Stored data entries

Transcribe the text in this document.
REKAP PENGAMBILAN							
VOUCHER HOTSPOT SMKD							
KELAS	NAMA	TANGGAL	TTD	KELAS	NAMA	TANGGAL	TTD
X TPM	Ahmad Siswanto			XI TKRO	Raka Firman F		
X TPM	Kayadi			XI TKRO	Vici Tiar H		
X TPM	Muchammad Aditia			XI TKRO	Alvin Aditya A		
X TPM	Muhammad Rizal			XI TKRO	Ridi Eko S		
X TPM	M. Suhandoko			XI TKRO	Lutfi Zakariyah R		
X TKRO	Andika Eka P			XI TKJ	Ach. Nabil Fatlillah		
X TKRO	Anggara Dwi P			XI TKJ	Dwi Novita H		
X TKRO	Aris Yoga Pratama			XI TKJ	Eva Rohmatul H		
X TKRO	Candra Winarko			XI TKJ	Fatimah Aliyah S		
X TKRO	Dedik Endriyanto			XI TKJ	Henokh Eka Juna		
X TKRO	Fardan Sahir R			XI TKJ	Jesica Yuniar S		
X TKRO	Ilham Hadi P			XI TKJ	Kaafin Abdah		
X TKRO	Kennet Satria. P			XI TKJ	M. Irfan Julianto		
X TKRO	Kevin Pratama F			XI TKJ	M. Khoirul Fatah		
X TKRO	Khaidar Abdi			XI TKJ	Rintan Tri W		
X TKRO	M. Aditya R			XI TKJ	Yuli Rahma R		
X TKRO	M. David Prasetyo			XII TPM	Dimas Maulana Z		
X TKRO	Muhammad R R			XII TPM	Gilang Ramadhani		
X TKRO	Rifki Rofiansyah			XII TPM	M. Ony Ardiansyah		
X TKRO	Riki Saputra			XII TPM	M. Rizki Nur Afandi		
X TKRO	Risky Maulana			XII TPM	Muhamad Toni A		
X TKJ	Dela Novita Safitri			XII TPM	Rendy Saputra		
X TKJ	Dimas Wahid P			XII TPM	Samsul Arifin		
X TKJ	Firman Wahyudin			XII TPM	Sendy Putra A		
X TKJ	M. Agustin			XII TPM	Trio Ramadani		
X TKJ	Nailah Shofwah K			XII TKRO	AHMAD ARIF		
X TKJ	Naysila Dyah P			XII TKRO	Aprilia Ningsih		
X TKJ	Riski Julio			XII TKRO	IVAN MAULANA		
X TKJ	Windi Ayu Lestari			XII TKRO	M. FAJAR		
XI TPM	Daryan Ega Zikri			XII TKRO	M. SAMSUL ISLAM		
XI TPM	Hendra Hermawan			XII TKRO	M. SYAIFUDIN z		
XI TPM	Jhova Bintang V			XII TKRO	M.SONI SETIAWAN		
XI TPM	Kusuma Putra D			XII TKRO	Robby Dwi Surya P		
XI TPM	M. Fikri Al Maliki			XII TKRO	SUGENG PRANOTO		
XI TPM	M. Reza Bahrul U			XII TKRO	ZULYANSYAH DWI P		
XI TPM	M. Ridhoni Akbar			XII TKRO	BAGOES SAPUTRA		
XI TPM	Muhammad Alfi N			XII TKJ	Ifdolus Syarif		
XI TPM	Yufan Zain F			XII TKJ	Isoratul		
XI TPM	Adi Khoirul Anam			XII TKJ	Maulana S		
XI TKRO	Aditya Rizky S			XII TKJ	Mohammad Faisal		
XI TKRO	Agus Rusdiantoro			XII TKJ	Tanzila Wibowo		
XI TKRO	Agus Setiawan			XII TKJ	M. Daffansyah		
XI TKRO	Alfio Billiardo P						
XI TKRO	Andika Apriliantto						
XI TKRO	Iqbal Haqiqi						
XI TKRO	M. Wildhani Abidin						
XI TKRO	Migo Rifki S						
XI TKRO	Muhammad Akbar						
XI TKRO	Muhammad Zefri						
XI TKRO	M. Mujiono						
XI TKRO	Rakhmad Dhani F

Exercise aim: From the listing above, extract all records word for word.

Answer below:
Transcribe the text in this document.
REKAP PENGAMBILAN							
VOUCHER HOTSPOT SMKD							
KELAS	NAMA	TANGGAL	TTD	KELAS	NAMA	TANGGAL	TTD
X TPM	Ahmad Siswanto			XI TKRO	Raka Firman F		
X TPM	Kayadi			XI TKRO	Vici Tiar H		
X TPM	Muchammad Aditia			XI TKRO	Alvin Aditya A		
X TPM	Muhammad Rizal			XI TKRO	Ridi Eko S		
X TPM	M. Suhandoko			XI TKRO	Lutfi Zakariyah R		
X TKRO	Andika Eka P			XI TKJ	Ach. Nabil Fatlillah		
X TKRO	Anggara Dwi P			XI TKJ	Dwi Novita H		
X TKRO	Aris Yoga Pratama			XI TKJ	Eva Rohmatul H		
X TKRO	Candra Winarko			XI TKJ	Fatimah Aliyah S		
X TKRO	Dedik Endriyanto			XI TKJ	Henokh Eka Juna		
X TKRO	Fardan Sahir R			XI TKJ	Jesica Yuniar S		
X TKRO	Ilham Hadi P			XI TKJ	Kaafin Abdah		
X TKRO	Kennet Satria. P			XI TKJ	M. Irfan Julianto		
X TKRO	Kevin Pratama F			XI TKJ	M. Khoirul Fatah		
X TKRO	Khaidar Abdi			XI TKJ	Rintan Tri W		
X TKRO	M. Aditya R			XI TKJ	Yuli Rahma R		
X TKRO	M. David Prasetyo			XII TPM	Dimas Maulana Z		
X TKRO	Muhammad R R			XII TPM	Gilang Ramadhani		
X TKRO	Rifki Rofiansyah			XII TPM	M. Ony Ardiansyah		
X TKRO	Riki Saputra			XII TPM	M. Rizki Nur Afandi		
X TKRO	Risky Maulana			XII TPM	Muhamad Toni A		
X TKJ	Dela Novita Safitri			XII TPM	Rendy Saputra		
X TKJ	Dimas Wahid P			XII TPM	Samsul Arifin		
X TKJ	Firman Wahyudin			XII TPM	Sendy Putra A		
X TKJ	M. Agustin			XII TPM	Trio Ramadani		
X TKJ	Nailah Shofwah K			XII TKRO	AHMAD ARIF		
X TKJ	Naysila Dyah P			XII TKRO	Aprilia Ningsih		
X TKJ	Riski Julio			XII TKRO	IVAN MAULANA		
X TKJ	Windi Ayu Lestari			XII TKRO	M. FAJAR		
XI TPM	Daryan Ega Zikri			XII TKRO	M. SAMSUL ISLAM		
XI TPM	Hendra Hermawan			XII TKRO	M. SYAIFUDIN z		
XI TPM	Jhova Bintang V			XII TKRO	M.SONI SETIAWAN		
XI TPM	Kusuma Putra D			XII TKRO	Robby Dwi Surya P		
XI TPM	M. Fikri Al Maliki			XII TKRO	SUGENG PRANOTO		
XI TPM	M. Reza Bahrul U			XII TKRO	ZULYANSYAH DWI P		
XI TPM	M. Ridhoni Akbar			XII TKRO	BAGOES SAPUTRA		
XI TPM	Muhammad Alfi N			XII TKJ	Ifdolus Syarif		
XI TPM	Yufan Zain F			XII TKJ	Isoratul		
XI TPM	Adi Khoirul Anam			XII TKJ	Maulana S		
XI TKRO	Aditya Rizky S			XII TKJ	Mohammad Faisal		
XI TKRO	Agus Rusdiantoro			XII TKJ	Tanzila Wibowo		
XI TKRO	Agus Setiawan			XII TKJ	M. Daffansyah		
XI TKRO	Alfio Billiardo P						
XI TKRO	Andika Apriliantto						
XI TKRO	Iqbal Haqiqi						
XI TKRO	M. Wildhani Abidin						
XI TKRO	Migo Rifki S						
XI TKRO	Muhammad Akbar						
XI TKRO	Muhammad Zefri						
XI TKRO	M. Mujiono						
XI TKRO	Rakhmad Dhani F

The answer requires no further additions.